• [What is needed]
Gather each line of the entries below that includes "tables".

-- START Data lines --

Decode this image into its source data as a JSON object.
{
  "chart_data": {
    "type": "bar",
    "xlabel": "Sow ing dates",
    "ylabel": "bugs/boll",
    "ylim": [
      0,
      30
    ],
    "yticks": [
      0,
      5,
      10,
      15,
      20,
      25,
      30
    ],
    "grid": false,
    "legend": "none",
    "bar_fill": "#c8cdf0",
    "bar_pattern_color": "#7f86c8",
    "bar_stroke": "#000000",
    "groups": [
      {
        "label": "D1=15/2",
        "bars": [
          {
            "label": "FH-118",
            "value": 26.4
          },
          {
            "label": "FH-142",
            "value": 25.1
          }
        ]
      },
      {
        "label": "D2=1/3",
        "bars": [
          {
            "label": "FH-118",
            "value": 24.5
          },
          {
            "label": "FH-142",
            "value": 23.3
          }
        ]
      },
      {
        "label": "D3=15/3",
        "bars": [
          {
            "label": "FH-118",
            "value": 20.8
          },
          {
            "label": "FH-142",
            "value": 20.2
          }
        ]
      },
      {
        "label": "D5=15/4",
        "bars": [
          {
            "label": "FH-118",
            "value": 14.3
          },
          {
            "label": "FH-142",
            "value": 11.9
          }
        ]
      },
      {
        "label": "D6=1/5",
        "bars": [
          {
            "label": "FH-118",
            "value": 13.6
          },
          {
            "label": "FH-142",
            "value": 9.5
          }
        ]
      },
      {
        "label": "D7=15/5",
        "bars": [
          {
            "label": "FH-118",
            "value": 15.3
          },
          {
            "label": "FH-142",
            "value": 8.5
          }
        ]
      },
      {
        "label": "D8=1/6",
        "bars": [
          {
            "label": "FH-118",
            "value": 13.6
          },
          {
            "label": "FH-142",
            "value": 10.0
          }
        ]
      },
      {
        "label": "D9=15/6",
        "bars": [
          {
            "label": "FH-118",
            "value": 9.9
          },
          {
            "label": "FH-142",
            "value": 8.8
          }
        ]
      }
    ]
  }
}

-- END Data lines --
-- START Data lines --

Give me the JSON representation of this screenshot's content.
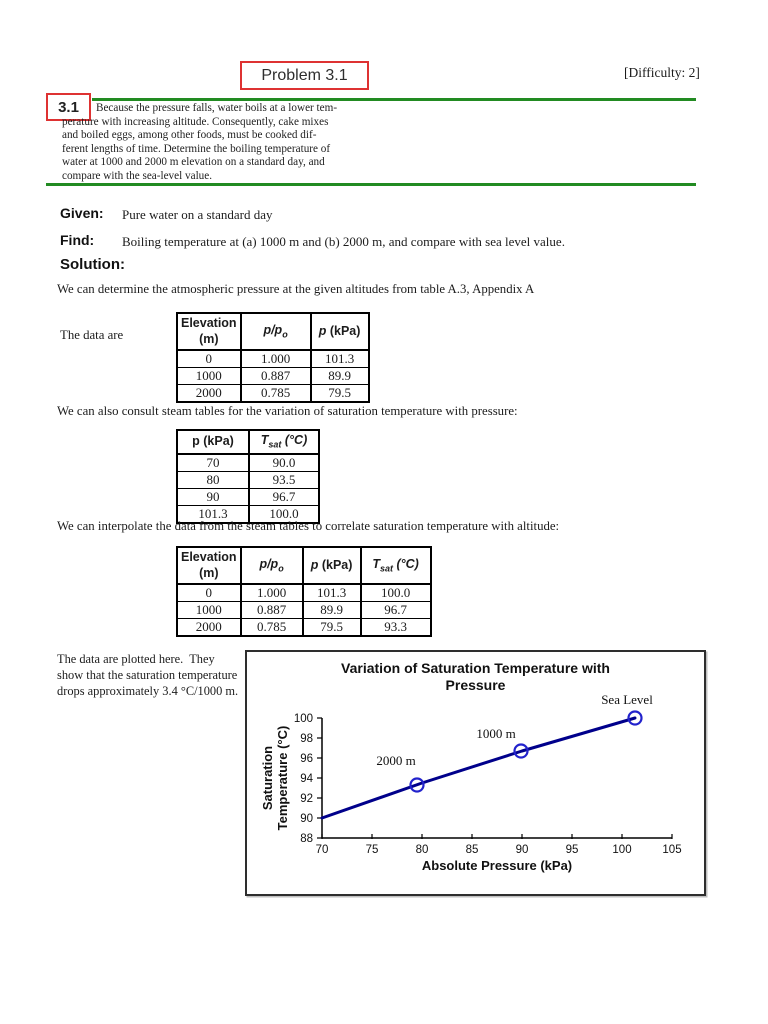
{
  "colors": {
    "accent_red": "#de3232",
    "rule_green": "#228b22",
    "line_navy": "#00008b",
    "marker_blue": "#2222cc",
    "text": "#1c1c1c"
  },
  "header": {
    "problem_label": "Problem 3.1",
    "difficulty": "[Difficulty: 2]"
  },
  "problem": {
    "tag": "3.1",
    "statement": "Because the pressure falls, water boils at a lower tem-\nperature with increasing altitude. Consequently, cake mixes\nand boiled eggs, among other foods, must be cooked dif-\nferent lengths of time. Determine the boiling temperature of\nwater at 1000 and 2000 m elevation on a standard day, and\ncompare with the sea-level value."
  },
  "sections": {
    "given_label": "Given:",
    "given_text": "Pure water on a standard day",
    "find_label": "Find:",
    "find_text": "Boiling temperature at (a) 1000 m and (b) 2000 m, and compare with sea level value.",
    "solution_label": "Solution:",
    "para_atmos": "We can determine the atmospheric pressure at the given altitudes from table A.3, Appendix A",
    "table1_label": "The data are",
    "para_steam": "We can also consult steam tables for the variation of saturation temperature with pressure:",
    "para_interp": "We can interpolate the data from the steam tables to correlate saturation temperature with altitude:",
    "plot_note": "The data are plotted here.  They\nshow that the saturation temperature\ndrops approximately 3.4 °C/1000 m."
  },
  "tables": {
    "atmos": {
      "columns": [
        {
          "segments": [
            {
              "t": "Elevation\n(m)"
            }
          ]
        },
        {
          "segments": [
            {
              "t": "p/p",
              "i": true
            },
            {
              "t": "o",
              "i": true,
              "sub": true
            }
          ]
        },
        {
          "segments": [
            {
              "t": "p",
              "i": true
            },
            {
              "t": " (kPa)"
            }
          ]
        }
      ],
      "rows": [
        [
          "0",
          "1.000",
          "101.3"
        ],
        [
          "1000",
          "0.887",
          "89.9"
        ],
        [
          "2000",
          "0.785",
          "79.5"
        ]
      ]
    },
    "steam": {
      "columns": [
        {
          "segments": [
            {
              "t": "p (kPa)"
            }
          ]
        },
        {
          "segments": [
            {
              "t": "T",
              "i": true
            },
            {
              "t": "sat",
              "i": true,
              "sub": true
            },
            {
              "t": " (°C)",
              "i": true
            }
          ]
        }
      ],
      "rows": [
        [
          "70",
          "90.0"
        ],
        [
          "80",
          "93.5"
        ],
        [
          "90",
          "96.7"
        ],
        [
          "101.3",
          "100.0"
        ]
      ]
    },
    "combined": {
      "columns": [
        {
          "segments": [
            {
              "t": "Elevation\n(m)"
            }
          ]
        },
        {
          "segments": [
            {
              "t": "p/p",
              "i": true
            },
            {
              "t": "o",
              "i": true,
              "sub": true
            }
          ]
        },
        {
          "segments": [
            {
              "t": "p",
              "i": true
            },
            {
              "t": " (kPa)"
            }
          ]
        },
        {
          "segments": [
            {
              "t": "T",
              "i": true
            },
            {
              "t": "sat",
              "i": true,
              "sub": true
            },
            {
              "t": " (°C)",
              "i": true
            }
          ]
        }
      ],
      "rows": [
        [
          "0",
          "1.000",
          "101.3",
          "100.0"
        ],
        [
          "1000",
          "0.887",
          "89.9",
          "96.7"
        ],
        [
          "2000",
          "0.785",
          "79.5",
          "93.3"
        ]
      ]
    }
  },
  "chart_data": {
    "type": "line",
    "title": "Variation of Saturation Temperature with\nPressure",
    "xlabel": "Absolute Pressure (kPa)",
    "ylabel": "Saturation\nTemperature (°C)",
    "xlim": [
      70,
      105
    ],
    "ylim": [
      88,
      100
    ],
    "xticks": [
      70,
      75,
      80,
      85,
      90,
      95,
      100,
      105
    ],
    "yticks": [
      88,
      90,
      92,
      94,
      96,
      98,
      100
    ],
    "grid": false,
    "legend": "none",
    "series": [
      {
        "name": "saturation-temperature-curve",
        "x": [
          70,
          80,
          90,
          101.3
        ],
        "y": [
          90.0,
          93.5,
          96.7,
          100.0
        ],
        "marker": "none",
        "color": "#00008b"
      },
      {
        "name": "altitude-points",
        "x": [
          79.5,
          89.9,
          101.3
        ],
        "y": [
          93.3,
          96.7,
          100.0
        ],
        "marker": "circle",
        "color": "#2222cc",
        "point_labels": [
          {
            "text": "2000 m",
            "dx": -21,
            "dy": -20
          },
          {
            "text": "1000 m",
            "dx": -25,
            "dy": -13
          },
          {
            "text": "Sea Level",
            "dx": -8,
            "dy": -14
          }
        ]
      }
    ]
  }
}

-- END Data lines --

• [Final result]
    "para_steam": "We can also consult steam tables for the variation of saturation temperature with pressure:",
    "para_interp": "We can interpolate the data from the steam tables to correlate saturation temperature with altitude:",
  "tables": {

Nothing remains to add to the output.